__Do this__: Copy every line, leaving nothing out and adding nothing.

[start Material for this task]

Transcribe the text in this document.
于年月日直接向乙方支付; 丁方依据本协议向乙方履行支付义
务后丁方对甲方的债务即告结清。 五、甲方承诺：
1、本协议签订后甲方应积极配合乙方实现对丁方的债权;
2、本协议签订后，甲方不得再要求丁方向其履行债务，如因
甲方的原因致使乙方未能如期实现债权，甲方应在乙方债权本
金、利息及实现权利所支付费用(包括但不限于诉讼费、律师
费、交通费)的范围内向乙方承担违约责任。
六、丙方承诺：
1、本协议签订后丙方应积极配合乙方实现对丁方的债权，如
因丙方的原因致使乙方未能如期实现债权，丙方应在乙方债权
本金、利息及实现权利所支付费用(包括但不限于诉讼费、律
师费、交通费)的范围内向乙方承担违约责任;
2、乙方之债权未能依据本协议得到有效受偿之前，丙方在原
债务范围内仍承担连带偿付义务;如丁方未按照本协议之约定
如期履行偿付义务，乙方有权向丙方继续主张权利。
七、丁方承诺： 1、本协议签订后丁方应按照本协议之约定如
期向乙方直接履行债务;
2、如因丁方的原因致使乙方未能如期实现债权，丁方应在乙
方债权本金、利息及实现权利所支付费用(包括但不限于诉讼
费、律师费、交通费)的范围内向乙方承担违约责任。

[end Material for this task]

__Solution to this task__:
Transcribe the text in this document.
于年月日直接向乙方支付; 丁方依据本协议向乙方履行支付义
务后丁方对甲方的债务即告结清。 五、甲方承诺：
1、本协议签订后甲方应积极配合乙方实现对丁方的债权;
2、本协议签订后，甲方不得再要求丁方向其履行债务，如因
甲方的原因致使乙方未能如期实现债权，甲方应在乙方债权本
金、利息及实现权利所支付费用(包括但不限于诉讼费、律师
费、交通费)的范围内向乙方承担违约责任。
六、丙方承诺：
1、本协议签订后丙方应积极配合乙方实现对丁方的债权，如
因丙方的原因致使乙方未能如期实现债权，丙方应在乙方债权
本金、利息及实现权利所支付费用(包括但不限于诉讼费、律
师费、交通费)的范围内向乙方承担违约责任;
2、乙方之债权未能依据本协议得到有效受偿之前，丙方在原
债务范围内仍承担连带偿付义务;如丁方未按照本协议之约定
如期履行偿付义务，乙方有权向丙方继续主张权利。
七、丁方承诺： 1、本协议签订后丁方应按照本协议之约定如
期向乙方直接履行债务;
2、如因丁方的原因致使乙方未能如期实现债权，丁方应在乙
方债权本金、利息及实现权利所支付费用(包括但不限于诉讼
费、律师费、交通费)的范围内向乙方承担违约责任。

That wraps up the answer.